» **DIRECTIONS FOR THIS TASK**: Every line must be returned precisely as it is written.

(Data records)
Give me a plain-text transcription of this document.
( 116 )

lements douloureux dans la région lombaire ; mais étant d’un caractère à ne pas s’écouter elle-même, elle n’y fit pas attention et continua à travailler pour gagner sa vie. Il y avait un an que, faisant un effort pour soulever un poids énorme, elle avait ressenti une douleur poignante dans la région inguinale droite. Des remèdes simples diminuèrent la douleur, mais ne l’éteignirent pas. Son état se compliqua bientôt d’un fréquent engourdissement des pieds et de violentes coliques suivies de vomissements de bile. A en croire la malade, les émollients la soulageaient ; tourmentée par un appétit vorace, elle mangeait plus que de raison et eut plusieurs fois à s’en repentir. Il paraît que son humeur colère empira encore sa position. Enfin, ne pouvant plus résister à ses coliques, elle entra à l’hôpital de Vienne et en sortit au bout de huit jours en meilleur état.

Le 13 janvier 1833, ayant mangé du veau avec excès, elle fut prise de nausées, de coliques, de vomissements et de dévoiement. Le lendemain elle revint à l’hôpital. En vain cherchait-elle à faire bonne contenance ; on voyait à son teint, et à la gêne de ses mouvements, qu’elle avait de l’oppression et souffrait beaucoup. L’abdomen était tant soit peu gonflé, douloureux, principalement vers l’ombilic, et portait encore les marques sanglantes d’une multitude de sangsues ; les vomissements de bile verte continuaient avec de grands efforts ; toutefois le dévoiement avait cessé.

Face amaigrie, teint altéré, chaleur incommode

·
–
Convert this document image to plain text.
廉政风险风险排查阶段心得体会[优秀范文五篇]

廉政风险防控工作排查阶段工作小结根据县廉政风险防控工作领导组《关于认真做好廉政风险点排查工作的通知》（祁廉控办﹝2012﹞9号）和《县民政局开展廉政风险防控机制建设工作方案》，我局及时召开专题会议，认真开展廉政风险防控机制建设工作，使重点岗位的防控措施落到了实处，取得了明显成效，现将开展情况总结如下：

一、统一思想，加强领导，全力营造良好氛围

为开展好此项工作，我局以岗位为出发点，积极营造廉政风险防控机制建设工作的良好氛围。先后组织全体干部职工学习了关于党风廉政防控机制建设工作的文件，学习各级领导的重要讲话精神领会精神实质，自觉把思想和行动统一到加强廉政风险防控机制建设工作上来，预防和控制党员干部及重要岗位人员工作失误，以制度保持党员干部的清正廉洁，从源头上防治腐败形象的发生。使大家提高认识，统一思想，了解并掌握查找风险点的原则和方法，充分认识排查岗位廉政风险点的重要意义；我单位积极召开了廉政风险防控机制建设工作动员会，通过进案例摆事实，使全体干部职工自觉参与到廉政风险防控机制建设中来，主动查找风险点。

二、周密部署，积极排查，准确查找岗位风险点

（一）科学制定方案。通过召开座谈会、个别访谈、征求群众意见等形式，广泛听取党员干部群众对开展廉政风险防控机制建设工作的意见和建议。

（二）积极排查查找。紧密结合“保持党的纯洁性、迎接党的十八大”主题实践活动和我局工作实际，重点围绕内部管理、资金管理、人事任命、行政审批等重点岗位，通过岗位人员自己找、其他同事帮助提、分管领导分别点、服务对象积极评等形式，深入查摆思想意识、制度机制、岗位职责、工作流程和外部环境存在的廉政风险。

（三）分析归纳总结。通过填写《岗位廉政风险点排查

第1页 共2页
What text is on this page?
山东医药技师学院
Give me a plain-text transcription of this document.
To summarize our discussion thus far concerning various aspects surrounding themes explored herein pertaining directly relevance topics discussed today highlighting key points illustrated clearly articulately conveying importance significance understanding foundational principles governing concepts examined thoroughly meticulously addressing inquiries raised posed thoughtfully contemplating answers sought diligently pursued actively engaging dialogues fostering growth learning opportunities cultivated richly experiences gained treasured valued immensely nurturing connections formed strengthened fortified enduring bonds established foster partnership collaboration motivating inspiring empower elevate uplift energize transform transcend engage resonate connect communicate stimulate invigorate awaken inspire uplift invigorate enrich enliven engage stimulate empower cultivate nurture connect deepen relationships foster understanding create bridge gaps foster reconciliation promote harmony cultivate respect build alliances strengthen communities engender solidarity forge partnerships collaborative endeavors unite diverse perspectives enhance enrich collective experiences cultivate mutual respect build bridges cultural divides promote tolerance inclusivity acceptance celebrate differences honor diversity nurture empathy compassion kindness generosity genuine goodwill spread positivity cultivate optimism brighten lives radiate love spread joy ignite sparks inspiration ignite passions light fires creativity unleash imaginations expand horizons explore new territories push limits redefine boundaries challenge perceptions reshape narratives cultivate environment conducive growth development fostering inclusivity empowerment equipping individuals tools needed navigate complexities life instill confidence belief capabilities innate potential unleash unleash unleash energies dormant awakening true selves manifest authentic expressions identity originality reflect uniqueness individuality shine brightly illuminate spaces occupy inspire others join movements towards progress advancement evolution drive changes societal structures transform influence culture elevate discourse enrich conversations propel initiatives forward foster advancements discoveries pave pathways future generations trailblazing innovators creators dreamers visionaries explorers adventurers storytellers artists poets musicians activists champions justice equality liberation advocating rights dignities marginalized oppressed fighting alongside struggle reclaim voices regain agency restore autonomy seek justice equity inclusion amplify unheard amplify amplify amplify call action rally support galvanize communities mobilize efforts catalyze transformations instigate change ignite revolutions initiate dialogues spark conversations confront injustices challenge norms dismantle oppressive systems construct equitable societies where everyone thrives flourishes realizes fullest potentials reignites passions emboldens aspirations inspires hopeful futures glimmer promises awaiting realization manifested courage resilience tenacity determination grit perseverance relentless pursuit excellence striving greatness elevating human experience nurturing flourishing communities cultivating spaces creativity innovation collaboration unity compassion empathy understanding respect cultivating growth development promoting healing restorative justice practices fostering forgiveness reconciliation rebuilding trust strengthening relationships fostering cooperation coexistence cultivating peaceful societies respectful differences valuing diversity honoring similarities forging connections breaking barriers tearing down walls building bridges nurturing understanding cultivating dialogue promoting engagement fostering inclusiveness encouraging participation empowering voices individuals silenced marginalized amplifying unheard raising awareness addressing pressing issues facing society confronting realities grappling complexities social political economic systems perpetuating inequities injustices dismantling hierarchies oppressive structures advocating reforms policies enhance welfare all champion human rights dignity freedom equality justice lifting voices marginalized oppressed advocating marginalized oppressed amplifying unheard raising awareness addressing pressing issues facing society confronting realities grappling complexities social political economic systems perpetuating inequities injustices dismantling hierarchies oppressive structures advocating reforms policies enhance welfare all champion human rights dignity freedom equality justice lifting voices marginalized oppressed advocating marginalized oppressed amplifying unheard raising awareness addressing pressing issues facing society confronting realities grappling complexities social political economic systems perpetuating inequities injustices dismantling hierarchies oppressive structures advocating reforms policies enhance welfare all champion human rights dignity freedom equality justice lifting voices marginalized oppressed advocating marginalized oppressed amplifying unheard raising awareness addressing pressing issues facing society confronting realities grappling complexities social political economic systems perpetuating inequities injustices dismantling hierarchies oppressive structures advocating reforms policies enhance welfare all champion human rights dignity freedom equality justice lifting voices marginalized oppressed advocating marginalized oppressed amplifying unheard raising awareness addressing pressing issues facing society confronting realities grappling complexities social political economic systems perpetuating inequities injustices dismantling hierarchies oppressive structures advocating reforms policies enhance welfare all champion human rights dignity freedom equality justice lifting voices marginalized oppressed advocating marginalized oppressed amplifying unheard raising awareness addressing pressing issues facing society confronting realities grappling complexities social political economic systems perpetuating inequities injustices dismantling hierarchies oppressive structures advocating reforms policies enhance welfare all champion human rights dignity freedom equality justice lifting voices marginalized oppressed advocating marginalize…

» **RESULT**:
Give me a plain-text transcription of this document.
( 116 )

lements douloureux dans la région lombaire ; mais étant d’un caractère à ne pas s’écouter elle-même, elle n’y fit pas attention et continua à travailler pour gagner sa vie. Il y avait un an que, faisant un effort pour soulever un poids énorme, elle avait ressenti une douleur poignante dans la région inguinale droite. Des remèdes simples diminuèrent la douleur, mais ne l’éteignirent pas. Son état se compliqua bientôt d’un fréquent engourdissement des pieds et de violentes coliques suivies de vomissements de bile. A en croire la malade, les émollients la soulageaient ; tourmentée par un appétit vorace, elle mangeait plus que de raison et eut plusieurs fois à s’en repentir. Il paraît que son humeur colère empira encore sa position. Enfin, ne pouvant plus résister à ses coliques, elle entra à l’hôpital de Vienne et en sortit au bout de huit jours en meilleur état.

Le 13 janvier 1833, ayant mangé du veau avec excès, elle fut prise de nausées, de coliques, de vomissements et de dévoiement. Le lendemain elle revint à l’hôpital. En vain cherchait-elle à faire bonne contenance ; on voyait à son teint, et à la gêne de ses mouvements, qu’elle avait de l’oppression et souffrait beaucoup. L’abdomen était tant soit peu gonflé, douloureux, principalement vers l’ombilic, et portait encore les marques sanglantes d’une multitude de sangsues ; les vomissements de bile verte continuaient avec de grands efforts ; toutefois le dévoiement avait cessé.

Face amaigrie, teint altéré, chaleur incommode

·
–
Convert this document image to plain text.
廉政风险风险排查阶段心得体会[优秀范文五篇]

廉政风险防控工作排查阶段工作小结根据县廉政风险防控工作领导组《关于认真做好廉政风险点排查工作的通知》（祁廉控办﹝2012﹞9号）和《县民政局开展廉政风险防控机制建设工作方案》，我局及时召开专题会议，认真开展廉政风险防控机制建设工作，使重点岗位的防控措施落到了实处，取得了明显成效，现将开展情况总结如下：

一、统一思想，加强领导，全力营造良好氛围

为开展好此项工作，我局以岗位为出发点，积极营造廉政风险防控机制建设工作的良好氛围。先后组织全体干部职工学习了关于党风廉政防控机制建设工作的文件，学习各级领导的重要讲话精神领会精神实质，自觉把思想和行动统一到加强廉政风险防控机制建设工作上来，预防和控制党员干部及重要岗位人员工作失误，以制度保持党员干部的清正廉洁，从源头上防治腐败形象的发生。使大家提高认识，统一思想，了解并掌握查找风险点的原则和方法，充分认识排查岗位廉政风险点的重要意义；我单位积极召开了廉政风险防控机制建设工作动员会，通过进案例摆事实，使全体干部职工自觉参与到廉政风险防控机制建设中来，主动查找风险点。

二、周密部署，积极排查，准确查找岗位风险点

（一）科学制定方案。通过召开座谈会、个别访谈、征求群众意见等形式，广泛听取党员干部群众对开展廉政风险防控机制建设工作的意见和建议。

（二）积极排查查找。紧密结合“保持党的纯洁性、迎接党的十八大”主题实践活动和我局工作实际，重点围绕内部管理、资金管理、人事任命、行政审批等重点岗位，通过岗位人员自己找、其他同事帮助提、分管领导分别点、服务对象积极评等形式，深入查摆思想意识、制度机制、岗位职责、工作流程和外部环境存在的廉政风险。

（三）分析归纳总结。通过填写《岗位廉政风险点排查

第1页 共2页
What text is on this page?
山东医药技师学院
Give me a plain-text transcription of this document.
To summarize our discussion thus far concerning various aspects surrounding themes explored herein pertaining directly relevance topics discussed today highlighting key points illustrated clearly articulately conveying importance significance understanding foundational principles governing concepts examined thoroughly meticulously addressing inquiries raised posed thoughtfully contemplating answers sought diligently pursued actively engaging dialogues fostering growth learning opportunities cultivated richly experiences gained treasured valued immensely nurturing connections formed strengthened fortified enduring bonds established foster partnership collaboration motivating inspiring empower elevate uplift energize transform transcend engage resonate connect communicate stimulate invigorate awaken inspire uplift invigorate enrich enliven engage stimulate empower cultivate nurture connect deepen relationships foster understanding create bridge gaps foster reconciliation promote harmony cultivate respect build alliances strengthen communities engender solidarity forge partnerships collaborative endeavors unite diverse perspectives enhance enrich collective experiences cultivate mutual respect build bridges cultural divides promote tolerance inclusivity acceptance celebrate differences honor diversity nurture empathy compassion kindness generosity genuine goodwill spread positivity cultivate optimism brighten lives radiate love spread joy ignite sparks inspiration ignite passions light fires creativity unleash imaginations expand horizons explore new territories push limits redefine boundaries challenge perceptions reshape narratives cultivate environment conducive growth development fostering inclusivity empowerment equipping individuals tools needed navigate complexities life instill confidence belief capabilities innate potential unleash unleash unleash energies dormant awakening true selves manifest authentic expressions identity originality reflect uniqueness individuality shine brightly illuminate spaces occupy inspire others join movements towards progress advancement evolution drive changes societal structures transform influence culture elevate discourse enrich conversations propel initiatives forward foster advancements discoveries pave pathways future generations trailblazing innovators creators dreamers visionaries explorers adventurers storytellers artists poets musicians activists champions justice equality liberation advocating rights dignities marginalized oppressed fighting alongside struggle reclaim voices regain agency restore autonomy seek justice equity inclusion amplify unheard amplify amplify amplify call action rally support galvanize communities mobilize efforts catalyze transformations instigate change ignite revolutions initiate dialogues spark conversations confront injustices challenge norms dismantle oppressive systems construct equitable societies where everyone thrives flourishes realizes fullest potentials reignites passions emboldens aspirations inspires hopeful futures glimmer promises awaiting realization manifested courage resilience tenacity determination grit perseverance relentless pursuit excellence striving greatness elevating human experience nurturing flourishing communities cultivating spaces creativity innovation collaboration unity compassion empathy understanding respect cultivating growth development promoting healing restorative justice practices fostering forgiveness reconciliation rebuilding trust strengthening relationships fostering cooperation coexistence cultivating peaceful societies respectful differences valuing diversity honoring similarities forging connections breaking barriers tearing down walls building bridges nurturing understanding cultivating dialogue promoting engagement fostering inclusiveness encouraging participation empowering voices individuals silenced marginalized amplifying unheard raising awareness addressing pressing issues facing society confronting realities grappling complexities social political economic systems perpetuating inequities injustices dismantling hierarchies oppressive structures advocating reforms policies enhance welfare all champion human rights dignity freedom equality justice lifting voices marginalized oppressed advocating marginalized oppressed amplifying unheard raising awareness addressing pressing issues facing society confronting realities grappling complexities social political economic systems perpetuating inequities injustices dismantling hierarchies oppressive structures advocating reforms policies enhance welfare all champion human rights dignity freedom equality justice lifting voices marginalized oppressed advocating marginalized oppressed amplifying unheard raising awareness addressing pressing issues facing society confronting realities grappling complexities social political economic systems perpetuating inequities injustices dismantling hierarchies oppressive structures advocating reforms policies enhance welfare all champion human rights dignity freedom equality justice lifting voices marginalized oppressed advocating marginalized oppressed amplifying unheard raising awareness addressing pressing issues facing society confronting realities grappling complexities social political economic systems perpetuating inequities injustices dismantling hierarchies oppressive structures advocating reforms policies enhance welfare all champion human rights dignity freedom equality justice lifting voices marginalized oppressed advocating marginalized oppressed amplifying unheard raising awareness addressing pressing issues facing society confronting realities grappling complexities social political economic systems perpetuating inequities injustices dismantling hierarchies oppressive structures advocating reforms policies enhance welfare all champion human rights dignity freedom equality justice lifting voices marginalized oppressed advocating marginalized oppressed amplifying unheard raising awareness addressing pressing issues facing society confronting realities grappling complexities social political economic systems perpetuating inequities injustices dismantling hierarchies oppressive structures advocating reforms policies enhance welfare all champion human rights dignity freedom equality justice lifting voices marginalized oppressed advocating marginalize…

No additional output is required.